WHAT YOU WILL DO ▸
A - From the passage on solar yield forecast uncertainty, list the other major sources of uncertainty that the sentence beginning "Other major sources include" names.
B - Continue the passage on solar yield forecast uncertainty, starting after its final sentence.

SELECTED PASSAGE ▸
And yet, despite their importance, and despite the huge resources dedicated to them, yield forecasts are widely considered to be inaccurate.

Forecast uncertainty

A yield forecast constitutes a prediction of the sunlight that will fall upon a solar power plant (the input energy) and a prediction of how much of that sunlight will be converted into electricity (the plant efficiency). Combined, these predictions provide a forecast of the electricity sold to the grid (the energy yield).

This is not an easy task. Consider the solar irradiance: an exact energy forecast for a solar plant requires a perfect prediction of the future sunlight at any point in time for, say, 30 years of operation. That’s clearly impossible. By itself, the year-to-year variability in annual irradiance lies between about ±4% and ±8% at most sites (±two sigma); then there is the day-to-day variability, where the irradiance during one overcast day might be 80% less than during the previous sunny day; and there is the minute-to-minute variability, where the solar irradiance might suddenly halve when the sun ducks behind a cloud.

This high variability poses several complications for forecasters, such as how many years of historical data are required to estimate the future. And how will climate change affect irradiance? And, relevant to this article, how should the uncertainty in the solar irradiance be incorporated into a yield forecast?

Predicting irradiance is hard enough, but that is just one of a plethora of uncertainties. Other major sources include module degradation, shading, the amount of dirt falling on the modules (soiling), the energy that cannot be sold when a plant is disconnected from the grid (curtailment) and the fraction of power lost due to malfunctioning inverters and other components (availability). Moreover, the equations inherent to forecasters’ models are approximations of the real world that introduce yet more uncertainties (model error).

Thus, a yield forecast is not credible without a rigorous analysis of its uncertainty.

Probability distributions

Since forecasters cannot predict yield exactly, they instead provide yield probabilities, where the forecast is almost always represented as a Gaussian distribution—also called a normal distribution—as illustrated in Figure 1.

These probability distributions are often distilled in terms of P-values, which quantify the likelihood that a certain yield will be exceeded. For example, if a forecaster assigns a P95 of 200MWh, the forecaster is saying that they are 95% confident that the plant will produce at least 200MWh. (Mathematically speaking—and as illustrated by Figure 1—the integral of the curve above P95 equals 95% of the curve’s total integral.)

PV Lighthouse graph.
Figure 1. A simple probability distribution curve depicting P95. Image: PV Lighthouse.

Thus, a P50 represents a forecaster’s best estimate of a plant’s yield. But other P-values are used to decide the financing terms of solar projects, like P90, P95 and P99. These are considered the ‘downside’ forecasts or ‘stress cases’. Lenders are interested in the downside because they need to ensure that a project remains financially afloat, even when it encounters a bad year, or even if its forecast models are overly optimistic.

Owners and operators of PV plants, however, have an interest in the upside as well as the downside. That is, they are interested in the good and the bad years, in the well-performing and the poor-performing plants, in the optimistic and the pessimistic models.

STORED DATA ▸

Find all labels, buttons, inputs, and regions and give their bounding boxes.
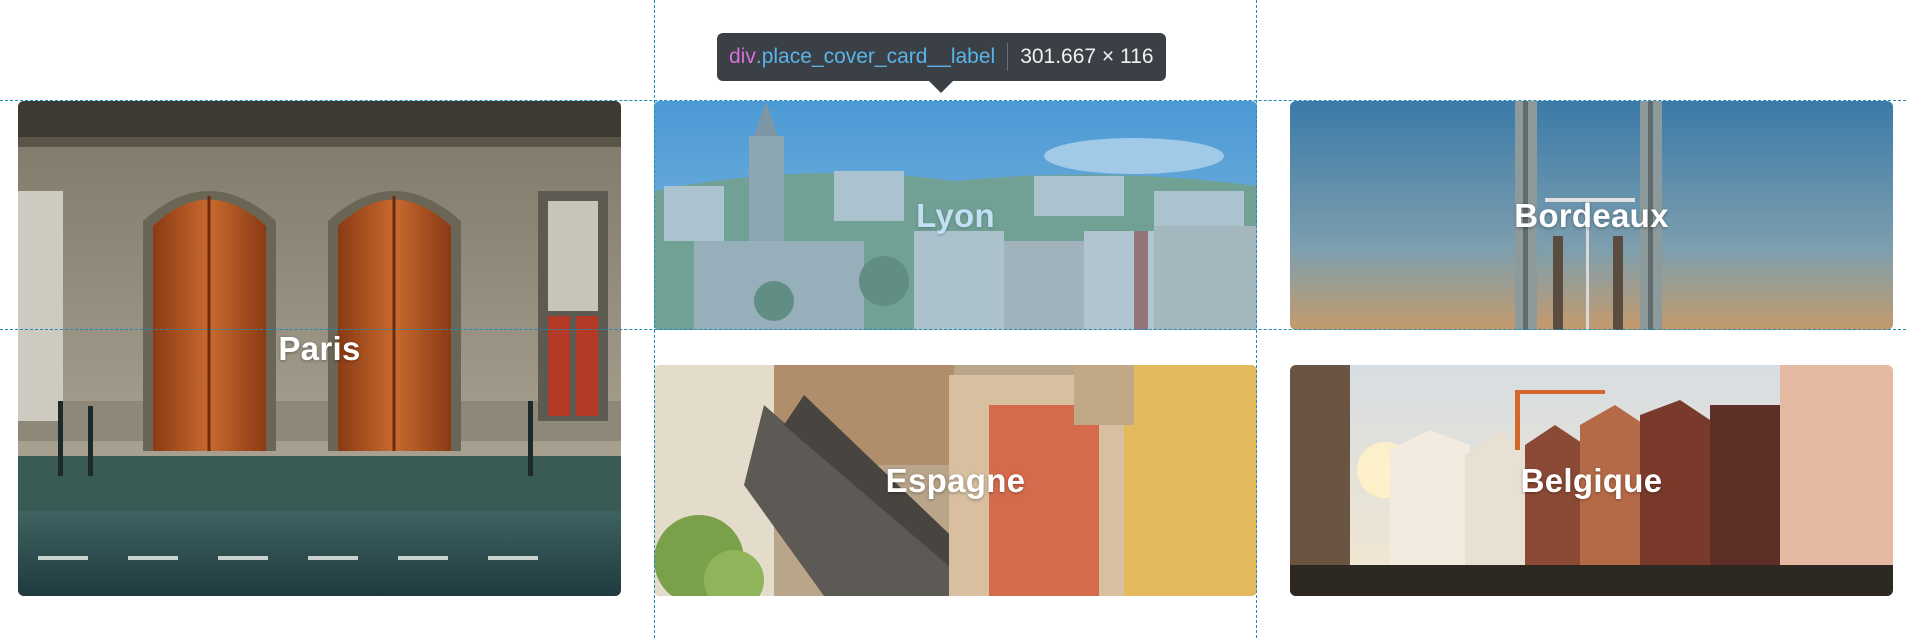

EXERCISE ANSWERS ▸
A -
- Module degradation
- Shading
- Soiling (the amount of dirt falling on the modules)
- Curtailment (the energy that cannot be sold when a plant is disconnected from the grid)
- Availability (the fraction of power lost due to malfunctioning inverters and other components)

B -
But whether a forecast is received by a lender, an investor, an EPC, an owner, or any other stakeholder, the current perception is that the forecast is not particularly accurate. And they have good reason. Forecasted probability distributions, which from here on we’ll refer to as PXX curves, tend to be both biased and too narrow.

PXX bias

In recent years, many studies have found that forecasts contain a significant bias, whereby, on average, the operational yield is lower than the predicted yield. As illustrated by Figure 2a, a bias represents a systematic shift in the energy distribution curve. Here are four studies that demonstrate how frequently forecasters have overestimated a plant’s energy production.

In 2022, kWh Analytics evaluated over 500 US projects, finding that between 2016 and 2021 the average performance bias in the first year of operation was between -7 and -13% in the first year of operation [1, 2].

PV Lighthouse graph.
Figure 2a. An example of a bias forecast error. Image: PV Lighthouse.

The Australian Renewable Agency (ARENA) examined 20 years of operational data from ten projects in 2019 and 2020 and found a median bias of –13%, despite the annual irradiance in both years being higher than expected at practically every site [3]. Much of the overestimate was attributed to curtailment that had been neglected from the forecasts.

In a 2024 study, Wells Fargo examined 32 projects and found that, after correcting for curtailment, the average bias was –6.5%, and after correcting for availability, it was –3.6% [4].

And in a 2023 study, Luminate examined 29 projects that had been in operation for between three and nine years [5]. After correcting for curtailment, availability and irradiance, they found a median bias of about –2%.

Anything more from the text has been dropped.